> The problem
Transcribe the full listing exactly, and drop every picture.

> Provided information
-.-.-

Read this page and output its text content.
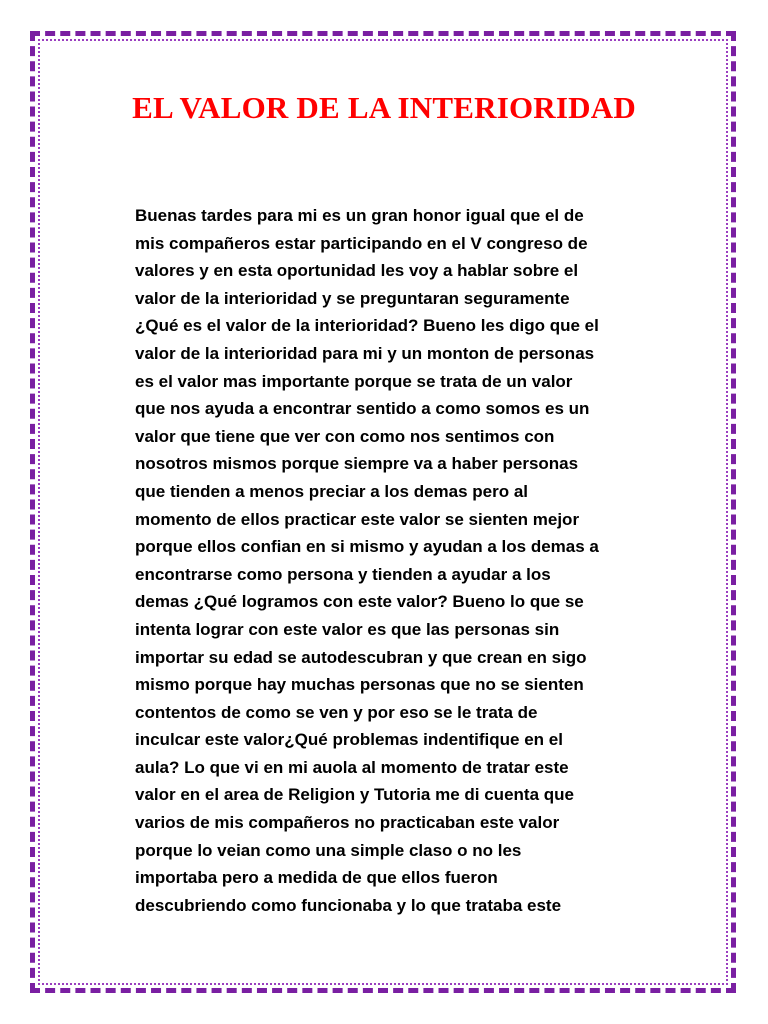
EL VALOR DE LA INTERIORIDAD
Buenas tardes para mi es un gran honor igual que el de
mis compañeros estar participando en el V congreso de
valores y en esta oportunidad les voy a hablar sobre el
valor de la interioridad y se preguntaran seguramente
¿Qué es el valor de la interioridad? Bueno les digo que el
valor de la interioridad para mi y un monton de personas
es el valor mas importante porque se trata de un valor
que nos ayuda a encontrar sentido a como somos es un
valor que tiene que ver con como nos sentimos con
nosotros mismos porque siempre va a haber personas
que tienden a menos preciar a los demas pero al
momento de ellos practicar este valor se sienten mejor
porque ellos confian en si mismo y ayudan a los demas a
encontrarse como persona y tienden a ayudar a los
demas ¿Qué logramos con este valor? Bueno lo que se
intenta lograr con este valor es que las personas sin
importar su edad se autodescubran y que crean en sigo
mismo porque hay muchas personas que no se sienten
contentos de como se ven y por eso se le trata de
inculcar este valor¿Qué problemas indentifique en el
aula? Lo que vi en mi auola al momento de tratar este
valor en el area de Religion y Tutoria me di cuenta que
varios de mis compañeros no practicaban este valor
porque lo veian como una simple claso o no les
importaba pero a medida de que ellos fueron
descubriendo como funcionaba y lo que trataba este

-.-.-

> Output
Read this page and output its text content.
EL VALOR DE LA INTERIORIDAD
Buenas tardes para mi es un gran honor igual que el de
mis compañeros estar participando en el V congreso de
valores y en esta oportunidad les voy a hablar sobre el
valor de la interioridad y se preguntaran seguramente
¿Qué es el valor de la interioridad? Bueno les digo que el
valor de la interioridad para mi y un monton de personas
es el valor mas importante porque se trata de un valor
que nos ayuda a encontrar sentido a como somos es un
valor que tiene que ver con como nos sentimos con
nosotros mismos porque siempre va a haber personas
que tienden a menos preciar a los demas pero al
momento de ellos practicar este valor se sienten mejor
porque ellos confian en si mismo y ayudan a los demas a
encontrarse como persona y tienden a ayudar a los
demas ¿Qué logramos con este valor? Bueno lo que se
intenta lograr con este valor es que las personas sin
importar su edad se autodescubran y que crean en sigo
mismo porque hay muchas personas que no se sienten
contentos de como se ven y por eso se le trata de
inculcar este valor¿Qué problemas indentifique en el
aula? Lo que vi en mi auola al momento de tratar este
valor en el area de Religion y Tutoria me di cuenta que
varios de mis compañeros no practicaban este valor
porque lo veian como una simple claso o no les
importaba pero a medida de que ellos fueron
descubriendo como funcionaba y lo que trataba este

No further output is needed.